Figure content listings:
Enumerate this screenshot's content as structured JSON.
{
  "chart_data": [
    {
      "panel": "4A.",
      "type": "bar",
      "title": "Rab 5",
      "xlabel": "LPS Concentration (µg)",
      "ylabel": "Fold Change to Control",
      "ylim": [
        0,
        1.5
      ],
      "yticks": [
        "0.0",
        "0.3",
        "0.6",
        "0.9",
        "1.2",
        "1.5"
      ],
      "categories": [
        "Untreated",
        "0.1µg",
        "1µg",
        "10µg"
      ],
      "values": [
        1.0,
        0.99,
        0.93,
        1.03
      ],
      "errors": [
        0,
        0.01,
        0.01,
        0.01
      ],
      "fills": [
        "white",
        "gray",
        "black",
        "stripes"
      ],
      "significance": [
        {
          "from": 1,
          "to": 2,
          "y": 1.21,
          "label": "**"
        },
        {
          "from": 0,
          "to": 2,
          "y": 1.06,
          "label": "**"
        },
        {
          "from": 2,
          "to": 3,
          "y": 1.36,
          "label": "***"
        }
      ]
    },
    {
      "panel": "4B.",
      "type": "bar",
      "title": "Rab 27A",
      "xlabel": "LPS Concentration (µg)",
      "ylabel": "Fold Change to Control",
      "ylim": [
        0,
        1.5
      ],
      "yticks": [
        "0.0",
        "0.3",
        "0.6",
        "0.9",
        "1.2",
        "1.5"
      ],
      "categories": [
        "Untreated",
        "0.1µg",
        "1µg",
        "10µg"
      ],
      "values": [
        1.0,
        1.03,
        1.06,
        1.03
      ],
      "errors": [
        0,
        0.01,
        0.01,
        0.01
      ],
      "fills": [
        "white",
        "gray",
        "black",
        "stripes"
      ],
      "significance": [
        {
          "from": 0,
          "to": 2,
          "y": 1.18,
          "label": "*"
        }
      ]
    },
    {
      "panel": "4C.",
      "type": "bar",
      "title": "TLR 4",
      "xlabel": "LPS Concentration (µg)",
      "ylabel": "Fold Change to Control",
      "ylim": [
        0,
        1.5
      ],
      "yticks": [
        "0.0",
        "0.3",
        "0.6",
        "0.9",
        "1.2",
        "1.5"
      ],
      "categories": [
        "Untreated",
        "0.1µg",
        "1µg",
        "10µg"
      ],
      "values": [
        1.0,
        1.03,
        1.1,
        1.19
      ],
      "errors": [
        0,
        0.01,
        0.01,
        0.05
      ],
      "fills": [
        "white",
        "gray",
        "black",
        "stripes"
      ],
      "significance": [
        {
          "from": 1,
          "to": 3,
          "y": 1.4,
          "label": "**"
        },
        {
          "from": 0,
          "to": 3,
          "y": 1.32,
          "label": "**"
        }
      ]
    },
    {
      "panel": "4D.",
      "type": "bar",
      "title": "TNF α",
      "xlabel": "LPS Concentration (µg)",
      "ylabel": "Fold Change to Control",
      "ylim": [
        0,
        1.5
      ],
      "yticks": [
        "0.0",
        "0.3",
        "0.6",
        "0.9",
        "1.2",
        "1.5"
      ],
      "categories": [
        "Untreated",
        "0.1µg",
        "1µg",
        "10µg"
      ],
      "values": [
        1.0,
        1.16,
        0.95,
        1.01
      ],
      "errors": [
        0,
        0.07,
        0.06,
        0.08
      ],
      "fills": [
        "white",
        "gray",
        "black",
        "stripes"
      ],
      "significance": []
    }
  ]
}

Required task: From the preceding material, extract every line exactly.

Response to this exercise:
Enumerate this screenshot's content as structured JSON.
{
  "chart_data": [
    {
      "panel": "4A.",
      "type": "bar",
      "title": "Rab 5",
      "xlabel": "LPS Concentration (µg)",
      "ylabel": "Fold Change to Control",
      "ylim": [
        0,
        1.5
      ],
      "yticks": [
        "0.0",
        "0.3",
        "0.6",
        "0.9",
        "1.2",
        "1.5"
      ],
      "categories": [
        "Untreated",
        "0.1µg",
        "1µg",
        "10µg"
      ],
      "values": [
        1.0,
        0.99,
        0.93,
        1.03
      ],
      "errors": [
        0,
        0.01,
        0.01,
        0.01
      ],
      "fills": [
        "white",
        "gray",
        "black",
        "stripes"
      ],
      "significance": [
        {
          "from": 1,
          "to": 2,
          "y": 1.21,
          "label": "**"
        },
        {
          "from": 0,
          "to": 2,
          "y": 1.06,
          "label": "**"
        },
        {
          "from": 2,
          "to": 3,
          "y": 1.36,
          "label": "***"
        }
      ]
    },
    {
      "panel": "4B.",
      "type": "bar",
      "title": "Rab 27A",
      "xlabel": "LPS Concentration (µg)",
      "ylabel": "Fold Change to Control",
      "ylim": [
        0,
        1.5
      ],
      "yticks": [
        "0.0",
        "0.3",
        "0.6",
        "0.9",
        "1.2",
        "1.5"
      ],
      "categories": [
        "Untreated",
        "0.1µg",
        "1µg",
        "10µg"
      ],
      "values": [
        1.0,
        1.03,
        1.06,
        1.03
      ],
      "errors": [
        0,
        0.01,
        0.01,
        0.01
      ],
      "fills": [
        "white",
        "gray",
        "black",
        "stripes"
      ],
      "significance": [
        {
          "from": 0,
          "to": 2,
          "y": 1.18,
          "label": "*"
        }
      ]
    },
    {
      "panel": "4C.",
      "type": "bar",
      "title": "TLR 4",
      "xlabel": "LPS Concentration (µg)",
      "ylabel": "Fold Change to Control",
      "ylim": [
        0,
        1.5
      ],
      "yticks": [
        "0.0",
        "0.3",
        "0.6",
        "0.9",
        "1.2",
        "1.5"
      ],
      "categories": [
        "Untreated",
        "0.1µg",
        "1µg",
        "10µg"
      ],
      "values": [
        1.0,
        1.03,
        1.1,
        1.19
      ],
      "errors": [
        0,
        0.01,
        0.01,
        0.05
      ],
      "fills": [
        "white",
        "gray",
        "black",
        "stripes"
      ],
      "significance": [
        {
          "from": 1,
          "to": 3,
          "y": 1.4,
          "label": "**"
        },
        {
          "from": 0,
          "to": 3,
          "y": 1.32,
          "label": "**"
        }
      ]
    },
    {
      "panel": "4D.",
      "type": "bar",
      "title": "TNF α",
      "xlabel": "LPS Concentration (µg)",
      "ylabel": "Fold Change to Control",
      "ylim": [
        0,
        1.5
      ],
      "yticks": [
        "0.0",
        "0.3",
        "0.6",
        "0.9",
        "1.2",
        "1.5"
      ],
      "categories": [
        "Untreated",
        "0.1µg",
        "1µg",
        "10µg"
      ],
      "values": [
        1.0,
        1.16,
        0.95,
        1.01
      ],
      "errors": [
        0,
        0.07,
        0.06,
        0.08
      ],
      "fills": [
        "white",
        "gray",
        "black",
        "stripes"
      ],
      "significance": []
    }
  ]
}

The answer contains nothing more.